** START OF Provided data **

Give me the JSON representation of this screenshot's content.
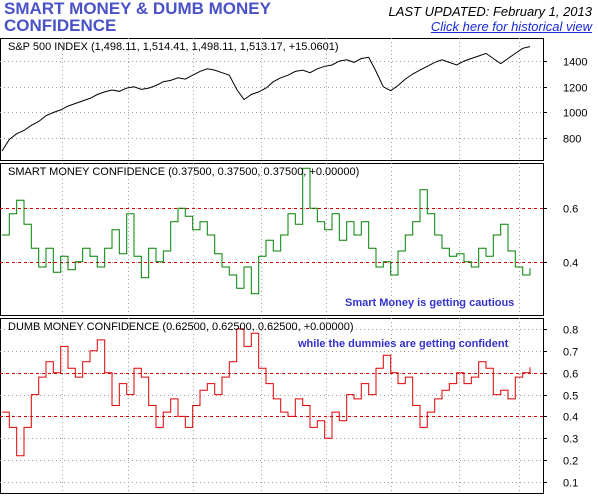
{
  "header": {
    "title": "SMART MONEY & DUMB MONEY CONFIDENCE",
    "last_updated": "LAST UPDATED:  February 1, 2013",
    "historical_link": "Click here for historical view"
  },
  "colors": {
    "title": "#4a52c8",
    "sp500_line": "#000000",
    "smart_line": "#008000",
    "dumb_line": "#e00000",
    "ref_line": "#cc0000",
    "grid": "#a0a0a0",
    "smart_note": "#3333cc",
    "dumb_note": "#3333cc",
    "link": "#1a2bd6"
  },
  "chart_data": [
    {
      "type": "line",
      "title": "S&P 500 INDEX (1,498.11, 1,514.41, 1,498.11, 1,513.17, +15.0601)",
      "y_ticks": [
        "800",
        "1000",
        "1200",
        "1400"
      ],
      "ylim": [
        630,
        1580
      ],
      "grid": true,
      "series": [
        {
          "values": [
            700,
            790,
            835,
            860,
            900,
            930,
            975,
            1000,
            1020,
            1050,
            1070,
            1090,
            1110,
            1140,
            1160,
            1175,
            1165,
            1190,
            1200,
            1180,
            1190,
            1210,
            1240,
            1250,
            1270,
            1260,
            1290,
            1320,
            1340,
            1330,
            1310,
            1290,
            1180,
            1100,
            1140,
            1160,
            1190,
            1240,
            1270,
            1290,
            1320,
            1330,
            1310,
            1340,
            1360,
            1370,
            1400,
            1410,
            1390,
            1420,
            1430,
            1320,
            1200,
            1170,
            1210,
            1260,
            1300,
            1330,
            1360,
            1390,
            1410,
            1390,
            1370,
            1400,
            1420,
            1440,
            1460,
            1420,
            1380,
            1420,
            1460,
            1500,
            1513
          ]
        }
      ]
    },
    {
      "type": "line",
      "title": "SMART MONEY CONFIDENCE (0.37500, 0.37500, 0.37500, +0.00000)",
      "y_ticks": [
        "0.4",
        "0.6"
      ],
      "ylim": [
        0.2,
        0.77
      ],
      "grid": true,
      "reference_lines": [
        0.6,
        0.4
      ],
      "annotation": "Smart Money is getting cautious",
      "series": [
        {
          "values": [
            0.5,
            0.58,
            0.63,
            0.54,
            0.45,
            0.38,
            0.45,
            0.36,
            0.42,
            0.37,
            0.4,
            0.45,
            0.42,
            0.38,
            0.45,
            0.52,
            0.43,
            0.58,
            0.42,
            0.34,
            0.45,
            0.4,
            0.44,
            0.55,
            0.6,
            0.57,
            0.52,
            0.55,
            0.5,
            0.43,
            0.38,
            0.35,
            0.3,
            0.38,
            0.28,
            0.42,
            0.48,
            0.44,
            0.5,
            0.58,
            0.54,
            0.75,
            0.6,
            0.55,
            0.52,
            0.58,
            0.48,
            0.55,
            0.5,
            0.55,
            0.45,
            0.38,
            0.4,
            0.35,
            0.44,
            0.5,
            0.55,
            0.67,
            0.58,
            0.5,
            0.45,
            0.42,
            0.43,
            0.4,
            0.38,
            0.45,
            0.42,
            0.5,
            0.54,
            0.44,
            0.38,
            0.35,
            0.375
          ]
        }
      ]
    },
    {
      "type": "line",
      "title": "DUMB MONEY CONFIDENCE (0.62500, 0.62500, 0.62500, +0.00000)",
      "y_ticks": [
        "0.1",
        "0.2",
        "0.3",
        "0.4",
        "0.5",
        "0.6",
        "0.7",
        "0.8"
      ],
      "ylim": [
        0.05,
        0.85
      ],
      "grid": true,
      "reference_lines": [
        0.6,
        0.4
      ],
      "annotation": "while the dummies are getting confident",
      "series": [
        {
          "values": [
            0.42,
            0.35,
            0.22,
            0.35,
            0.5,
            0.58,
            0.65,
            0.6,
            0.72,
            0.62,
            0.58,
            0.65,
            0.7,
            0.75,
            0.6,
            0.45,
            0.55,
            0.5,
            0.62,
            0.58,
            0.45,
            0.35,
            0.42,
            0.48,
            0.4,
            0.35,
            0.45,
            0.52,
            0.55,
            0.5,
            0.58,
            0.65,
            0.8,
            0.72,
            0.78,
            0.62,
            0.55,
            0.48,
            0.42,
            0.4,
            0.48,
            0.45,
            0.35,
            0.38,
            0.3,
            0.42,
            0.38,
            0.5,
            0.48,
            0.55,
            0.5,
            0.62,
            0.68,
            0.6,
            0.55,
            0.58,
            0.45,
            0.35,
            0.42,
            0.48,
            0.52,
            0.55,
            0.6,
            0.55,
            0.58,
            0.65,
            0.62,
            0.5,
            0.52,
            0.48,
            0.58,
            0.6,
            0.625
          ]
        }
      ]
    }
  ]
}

** END OF Provided data **

#### What to do
Transcribe all entries above exactly. Drop the pictures.

#### Result of this exercise
Give me the JSON representation of this screenshot's content.
{
  "header": {
    "title": "SMART MONEY & DUMB MONEY CONFIDENCE",
    "last_updated": "LAST UPDATED:  February 1, 2013",
    "historical_link": "Click here for historical view"
  },
  "colors": {
    "title": "#4a52c8",
    "sp500_line": "#000000",
    "smart_line": "#008000",
    "dumb_line": "#e00000",
    "ref_line": "#cc0000",
    "grid": "#a0a0a0",
    "smart_note": "#3333cc",
    "dumb_note": "#3333cc",
    "link": "#1a2bd6"
  },
  "chart_data": [
    {
      "type": "line",
      "title": "S&P 500 INDEX (1,498.11, 1,514.41, 1,498.11, 1,513.17, +15.0601)",
      "y_ticks": [
        "800",
        "1000",
        "1200",
        "1400"
      ],
      "ylim": [
        630,
        1580
      ],
      "grid": true,
      "series": [
        {
          "values": [
            700,
            790,
            835,
            860,
            900,
            930,
            975,
            1000,
            1020,
            1050,
            1070,
            1090,
            1110,
            1140,
            1160,
            1175,
            1165,
            1190,
            1200,
            1180,
            1190,
            1210,
            1240,
            1250,
            1270,
            1260,
            1290,
            1320,
            1340,
            1330,
            1310,
            1290,
            1180,
            1100,
            1140,
            1160,
            1190,
            1240,
            1270,
            1290,
            1320,
            1330,
            1310,
            1340,
            1360,
            1370,
            1400,
            1410,
            1390,
            1420,
            1430,
            1320,
            1200,
            1170,
            1210,
            1260,
            1300,
            1330,
            1360,
            1390,
            1410,
            1390,
            1370,
            1400,
            1420,
            1440,
            1460,
            1420,
            1380,
            1420,
            1460,
            1500,
            1513
          ]
        }
      ]
    },
    {
      "type": "line",
      "title": "SMART MONEY CONFIDENCE (0.37500, 0.37500, 0.37500, +0.00000)",
      "y_ticks": [
        "0.4",
        "0.6"
      ],
      "ylim": [
        0.2,
        0.77
      ],
      "grid": true,
      "reference_lines": [
        0.6,
        0.4
      ],
      "annotation": "Smart Money is getting cautious",
      "series": [
        {
          "values": [
            0.5,
            0.58,
            0.63,
            0.54,
            0.45,
            0.38,
            0.45,
            0.36,
            0.42,
            0.37,
            0.4,
            0.45,
            0.42,
            0.38,
            0.45,
            0.52,
            0.43,
            0.58,
            0.42,
            0.34,
            0.45,
            0.4,
            0.44,
            0.55,
            0.6,
            0.57,
            0.52,
            0.55,
            0.5,
            0.43,
            0.38,
            0.35,
            0.3,
            0.38,
            0.28,
            0.42,
            0.48,
            0.44,
            0.5,
            0.58,
            0.54,
            0.75,
            0.6,
            0.55,
            0.52,
            0.58,
            0.48,
            0.55,
            0.5,
            0.55,
            0.45,
            0.38,
            0.4,
            0.35,
            0.44,
            0.5,
            0.55,
            0.67,
            0.58,
            0.5,
            0.45,
            0.42,
            0.43,
            0.4,
            0.38,
            0.45,
            0.42,
            0.5,
            0.54,
            0.44,
            0.38,
            0.35,
            0.375
          ]
        }
      ]
    },
    {
      "type": "line",
      "title": "DUMB MONEY CONFIDENCE (0.62500, 0.62500, 0.62500, +0.00000)",
      "y_ticks": [
        "0.1",
        "0.2",
        "0.3",
        "0.4",
        "0.5",
        "0.6",
        "0.7",
        "0.8"
      ],
      "ylim": [
        0.05,
        0.85
      ],
      "grid": true,
      "reference_lines": [
        0.6,
        0.4
      ],
      "annotation": "while the dummies are getting confident",
      "series": [
        {
          "values": [
            0.42,
            0.35,
            0.22,
            0.35,
            0.5,
            0.58,
            0.65,
            0.6,
            0.72,
            0.62,
            0.58,
            0.65,
            0.7,
            0.75,
            0.6,
            0.45,
            0.55,
            0.5,
            0.62,
            0.58,
            0.45,
            0.35,
            0.42,
            0.48,
            0.4,
            0.35,
            0.45,
            0.52,
            0.55,
            0.5,
            0.58,
            0.65,
            0.8,
            0.72,
            0.78,
            0.62,
            0.55,
            0.48,
            0.42,
            0.4,
            0.48,
            0.45,
            0.35,
            0.38,
            0.3,
            0.42,
            0.38,
            0.5,
            0.48,
            0.55,
            0.5,
            0.62,
            0.68,
            0.6,
            0.55,
            0.58,
            0.45,
            0.35,
            0.42,
            0.48,
            0.52,
            0.55,
            0.6,
            0.55,
            0.58,
            0.65,
            0.62,
            0.5,
            0.52,
            0.48,
            0.58,
            0.6,
            0.625
          ]
        }
      ]
    }
  ]
}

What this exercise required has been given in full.